__Extracted data__.
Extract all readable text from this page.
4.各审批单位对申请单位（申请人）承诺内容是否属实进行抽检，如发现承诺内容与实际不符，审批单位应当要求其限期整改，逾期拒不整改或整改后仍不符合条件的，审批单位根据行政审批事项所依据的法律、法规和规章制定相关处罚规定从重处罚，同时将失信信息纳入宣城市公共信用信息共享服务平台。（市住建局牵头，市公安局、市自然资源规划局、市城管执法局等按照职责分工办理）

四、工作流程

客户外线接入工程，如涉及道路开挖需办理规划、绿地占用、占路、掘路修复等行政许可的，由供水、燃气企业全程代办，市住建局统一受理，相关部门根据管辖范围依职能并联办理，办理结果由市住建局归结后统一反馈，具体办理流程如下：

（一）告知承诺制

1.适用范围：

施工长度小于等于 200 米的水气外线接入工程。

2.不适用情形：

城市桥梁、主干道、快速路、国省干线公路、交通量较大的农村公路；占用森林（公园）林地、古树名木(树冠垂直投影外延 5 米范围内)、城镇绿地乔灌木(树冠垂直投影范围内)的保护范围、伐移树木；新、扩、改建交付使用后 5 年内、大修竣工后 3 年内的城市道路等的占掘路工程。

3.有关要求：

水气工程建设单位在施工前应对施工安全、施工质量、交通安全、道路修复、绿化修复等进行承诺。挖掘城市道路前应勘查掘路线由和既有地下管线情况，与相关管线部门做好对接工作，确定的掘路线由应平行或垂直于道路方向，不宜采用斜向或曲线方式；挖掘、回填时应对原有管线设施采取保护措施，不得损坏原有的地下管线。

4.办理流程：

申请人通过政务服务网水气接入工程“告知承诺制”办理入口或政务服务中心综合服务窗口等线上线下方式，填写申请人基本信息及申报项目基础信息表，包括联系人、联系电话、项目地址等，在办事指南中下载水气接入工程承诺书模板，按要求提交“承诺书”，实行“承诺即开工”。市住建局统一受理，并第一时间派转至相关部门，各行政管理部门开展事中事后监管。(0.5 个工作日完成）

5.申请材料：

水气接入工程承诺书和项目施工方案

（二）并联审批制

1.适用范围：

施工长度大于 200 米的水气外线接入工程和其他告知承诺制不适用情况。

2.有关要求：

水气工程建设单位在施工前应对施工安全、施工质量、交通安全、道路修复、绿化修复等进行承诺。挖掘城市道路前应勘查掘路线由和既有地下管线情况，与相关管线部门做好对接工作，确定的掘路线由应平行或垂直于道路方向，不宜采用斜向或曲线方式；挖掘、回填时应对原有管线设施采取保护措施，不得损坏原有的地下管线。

__What you should do__. Copy out each record from above, exactly.

__Solution for this task__.
Extract all readable text from this page.
4.各审批单位对申请单位（申请人）承诺内容是否属实进行抽检，如发现承诺内容与实际不符，审批单位应当要求其限期整改，逾期拒不整改或整改后仍不符合条件的，审批单位根据行政审批事项所依据的法律、法规和规章制定相关处罚规定从重处罚，同时将失信信息纳入宣城市公共信用信息共享服务平台。（市住建局牵头，市公安局、市自然资源规划局、市城管执法局等按照职责分工办理）

四、工作流程

客户外线接入工程，如涉及道路开挖需办理规划、绿地占用、占路、掘路修复等行政许可的，由供水、燃气企业全程代办，市住建局统一受理，相关部门根据管辖范围依职能并联办理，办理结果由市住建局归结后统一反馈，具体办理流程如下：

（一）告知承诺制

1.适用范围：

施工长度小于等于 200 米的水气外线接入工程。

2.不适用情形：

城市桥梁、主干道、快速路、国省干线公路、交通量较大的农村公路；占用森林（公园）林地、古树名木(树冠垂直投影外延 5 米范围内)、城镇绿地乔灌木(树冠垂直投影范围内)的保护范围、伐移树木；新、扩、改建交付使用后 5 年内、大修竣工后 3 年内的城市道路等的占掘路工程。

3.有关要求：

水气工程建设单位在施工前应对施工安全、施工质量、交通安全、道路修复、绿化修复等进行承诺。挖掘城市道路前应勘查掘路线由和既有地下管线情况，与相关管线部门做好对接工作，确定的掘路线由应平行或垂直于道路方向，不宜采用斜向或曲线方式；挖掘、回填时应对原有管线设施采取保护措施，不得损坏原有的地下管线。

4.办理流程：

申请人通过政务服务网水气接入工程“告知承诺制”办理入口或政务服务中心综合服务窗口等线上线下方式，填写申请人基本信息及申报项目基础信息表，包括联系人、联系电话、项目地址等，在办事指南中下载水气接入工程承诺书模板，按要求提交“承诺书”，实行“承诺即开工”。市住建局统一受理，并第一时间派转至相关部门，各行政管理部门开展事中事后监管。(0.5 个工作日完成）

5.申请材料：

水气接入工程承诺书和项目施工方案

（二）并联审批制

1.适用范围：

施工长度大于 200 米的水气外线接入工程和其他告知承诺制不适用情况。

2.有关要求：

水气工程建设单位在施工前应对施工安全、施工质量、交通安全、道路修复、绿化修复等进行承诺。挖掘城市道路前应勘查掘路线由和既有地下管线情况，与相关管线部门做好对接工作，确定的掘路线由应平行或垂直于道路方向，不宜采用斜向或曲线方式；挖掘、回填时应对原有管线设施采取保护措施，不得损坏原有的地下管线。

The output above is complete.